# [SHORT PROBLEM]
Output the full listing below exactly, without the pictures.

═══ DATA

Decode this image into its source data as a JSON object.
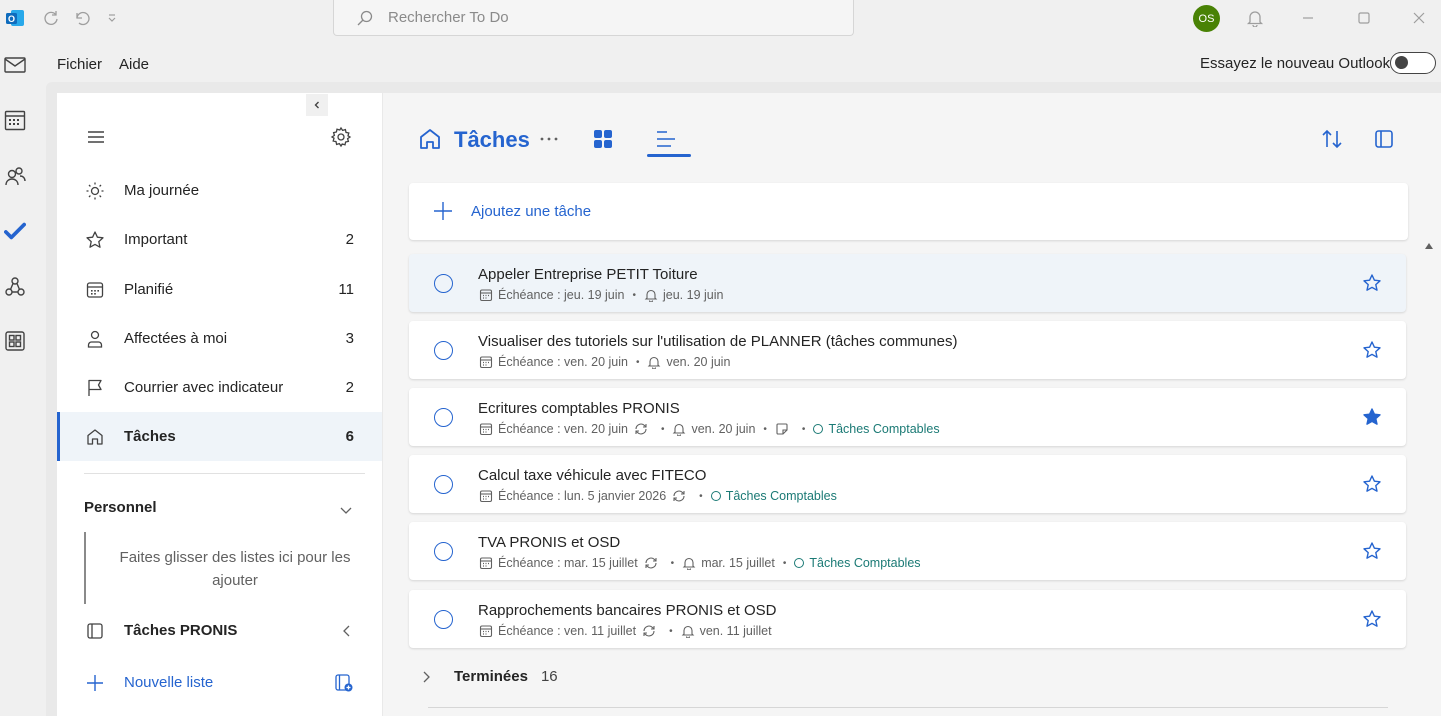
{
  "colors": {
    "accent": "#2564cf",
    "list_teal": "#1b7a75",
    "avatar_bg": "#498205"
  },
  "titlebar": {
    "search_placeholder": "Rechercher To Do",
    "avatar_initials": "OS"
  },
  "menubar": {
    "items": [
      {
        "label": "Fichier"
      },
      {
        "label": "Aide"
      }
    ],
    "try_new_outlook": "Essayez le nouveau Outlook"
  },
  "sidebar": {
    "items": [
      {
        "label": "Ma journée",
        "count": "",
        "icon": "sun-icon"
      },
      {
        "label": "Important",
        "count": "2",
        "icon": "star-icon"
      },
      {
        "label": "Planifié",
        "count": "11",
        "icon": "calendar-icon"
      },
      {
        "label": "Affectées à moi",
        "count": "3",
        "icon": "person-icon"
      },
      {
        "label": "Courrier avec indicateur",
        "count": "2",
        "icon": "flag-icon"
      },
      {
        "label": "Tâches",
        "count": "6",
        "icon": "home-icon"
      }
    ],
    "group": {
      "title": "Personnel",
      "drop_hint": "Faites glisser des listes ici pour les ajouter"
    },
    "list_pronis": {
      "label": "Tâches PRONIS"
    },
    "new_list": {
      "label": "Nouvelle liste"
    }
  },
  "main": {
    "title": "Tâches",
    "add_task_label": "Ajoutez une tâche",
    "tasks": [
      {
        "title": "Appeler Entreprise PETIT Toiture",
        "due": "Échéance : jeu. 19 juin",
        "reminder": "jeu. 19 juin",
        "starred": false,
        "selected": true
      },
      {
        "title": "Visualiser des tutoriels sur l'utilisation de PLANNER (tâches communes)",
        "due": "Échéance : ven. 20 juin",
        "reminder": "ven. 20 juin",
        "starred": false
      },
      {
        "title": "Ecritures comptables PRONIS",
        "due": "Échéance : ven. 20 juin",
        "reminder": "ven. 20 juin",
        "list": "Tâches Comptables",
        "starred": true
      },
      {
        "title": "Calcul taxe véhicule avec FITECO",
        "due": "Échéance : lun. 5 janvier 2026",
        "list": "Tâches Comptables",
        "starred": false
      },
      {
        "title": "TVA PRONIS et OSD",
        "due": "Échéance : mar. 15 juillet",
        "reminder": "mar. 15 juillet",
        "list": "Tâches Comptables",
        "starred": false
      },
      {
        "title": "Rapprochements bancaires PRONIS et OSD",
        "due": "Échéance : ven. 11 juillet",
        "reminder": "ven. 11 juillet",
        "starred": false
      }
    ],
    "completed": {
      "label": "Terminées",
      "count": "16"
    }
  }
}
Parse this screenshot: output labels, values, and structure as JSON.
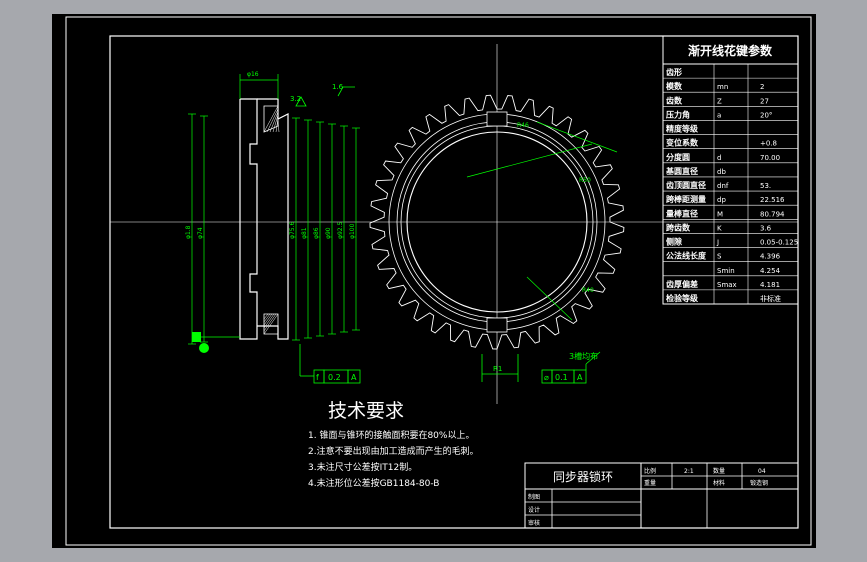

══════

# [RESULT OF THE TASK]
Decode this image into its source data as a JSON object.
{
  "colors": {
    "accent": "#2564cf",
    "list_teal": "#1b7a75",
    "avatar_bg": "#498205"
  },
  "titlebar": {
    "search_placeholder": "Rechercher To Do",
    "avatar_initials": "OS"
  },
  "menubar": {
    "items": [
      {
        "label": "Fichier"
      },
      {
        "label": "Aide"
      }
    ],
    "try_new_outlook": "Essayez le nouveau Outlook"
  },
  "sidebar": {
    "items": [
      {
        "label": "Ma journée",
        "count": "",
        "icon": "sun-icon"
      },
      {
        "label": "Important",
        "count": "2",
        "icon": "star-icon"
      },
      {
        "label": "Planifié",
        "count": "11",
        "icon": "calendar-icon"
      },
      {
        "label": "Affectées à moi",
        "count": "3",
        "icon": "person-icon"
      },
      {
        "label": "Courrier avec indicateur",
        "count": "2",
        "icon": "flag-icon"
      },
      {
        "label": "Tâches",
        "count": "6",
        "icon": "home-icon"
      }
    ],
    "group": {
      "title": "Personnel",
      "drop_hint": "Faites glisser des listes ici pour les ajouter"
    },
    "list_pronis": {
      "label": "Tâches PRONIS"
    },
    "new_list": {
      "label": "Nouvelle liste"
    }
  },
  "main": {
    "title": "Tâches",
    "add_task_label": "Ajoutez une tâche",
    "tasks": [
      {
        "title": "Appeler Entreprise PETIT Toiture",
        "due": "Échéance : jeu. 19 juin",
        "reminder": "jeu. 19 juin",
        "starred": false,
        "selected": true
      },
      {
        "title": "Visualiser des tutoriels sur l'utilisation de PLANNER (tâches communes)",
        "due": "Échéance : ven. 20 juin",
        "reminder": "ven. 20 juin",
        "starred": false
      },
      {
        "title": "Ecritures comptables PRONIS",
        "due": "Échéance : ven. 20 juin",
        "reminder": "ven. 20 juin",
        "list": "Tâches Comptables",
        "starred": true
      },
      {
        "title": "Calcul taxe véhicule avec FITECO",
        "due": "Échéance : lun. 5 janvier 2026",
        "list": "Tâches Comptables",
        "starred": false
      },
      {
        "title": "TVA PRONIS et OSD",
        "due": "Échéance : mar. 15 juillet",
        "reminder": "mar. 15 juillet",
        "list": "Tâches Comptables",
        "starred": false
      },
      {
        "title": "Rapprochements bancaires PRONIS et OSD",
        "due": "Échéance : ven. 11 juillet",
        "reminder": "ven. 11 juillet",
        "starred": false
      }
    ],
    "completed": {
      "label": "Terminées",
      "count": "16"
    }
  }
}
Parse this screenshot: output labels, values, and structure as JSON.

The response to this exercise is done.